WRITTEN EXERCISE
Across the entries, how many lines have the string "heading" in them? Reply with only a number.

[START STORED DATA]

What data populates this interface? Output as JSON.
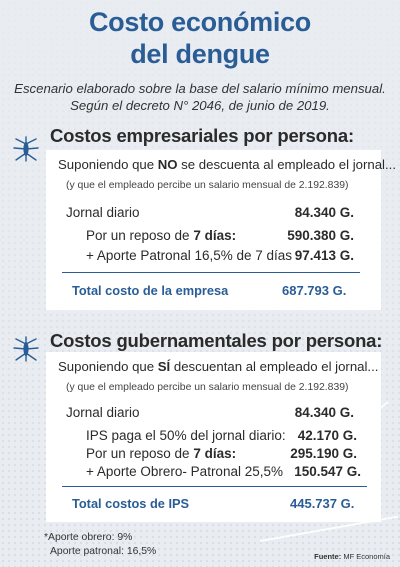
{
  "title": "Costo económico del dengue",
  "subtitle": {
    "line1": "Escenario elaborado sobre la base del salario mínimo mensual.",
    "line2": "Según el decreto N° 2046, de junio de 2019."
  },
  "empresarial": {
    "heading": "Costos empresariales por persona:",
    "lead_prefix": "Suponiendo que ",
    "lead_bold": "NO",
    "lead_suffix": " se descuenta al empleado el jornal...",
    "note": "(y que el empleado percibe un salario mensual de 2.192.839)",
    "rows": [
      {
        "label_prefix": "Jornal diario",
        "label_bold": "",
        "value": "84.340 G."
      },
      {
        "label_prefix": "Por un reposo de ",
        "label_bold": "7 días:",
        "value": "590.380 G."
      },
      {
        "label_prefix": "+ Aporte Patronal 16,5% de 7 días",
        "label_bold": "",
        "value": "97.413 G."
      }
    ],
    "total_label": "Total costo de la empresa",
    "total_value": "687.793 G."
  },
  "gubernamental": {
    "heading": "Costos gubernamentales por persona:",
    "lead_prefix": "Suponiendo que ",
    "lead_bold": "SÍ",
    "lead_suffix": " descuentan al empleado el jornal...",
    "note": "(y que el empleado percibe un salario mensual de 2.192.839)",
    "rows": [
      {
        "label_prefix": "Jornal diario",
        "label_bold": "",
        "value": "84.340 G."
      },
      {
        "label_prefix": "IPS paga el 50% del jornal diario:",
        "label_bold": "",
        "value": "42.170 G."
      },
      {
        "label_prefix": "Por un reposo de ",
        "label_bold": "7 días:",
        "value": "295.190 G."
      },
      {
        "label_prefix": "+ Aporte Obrero- Patronal 25,5%",
        "label_bold": "",
        "value": "150.547 G."
      }
    ],
    "total_label": "Total costos de IPS",
    "total_value": "445.737 G."
  },
  "footnotes": {
    "line1": "*Aporte obrero: 9%",
    "line2": "Aporte patronal: 16,5%"
  },
  "source": {
    "label": "Fuente:",
    "text": " MF Economía"
  },
  "colors": {
    "accent": "#2a5d96",
    "text": "#2b2b2b",
    "background": "#e9edf1"
  },
  "icons": [
    "mosquito-icon"
  ]
}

[END STORED DATA]

RESULT FOR THIS EXERCISE
2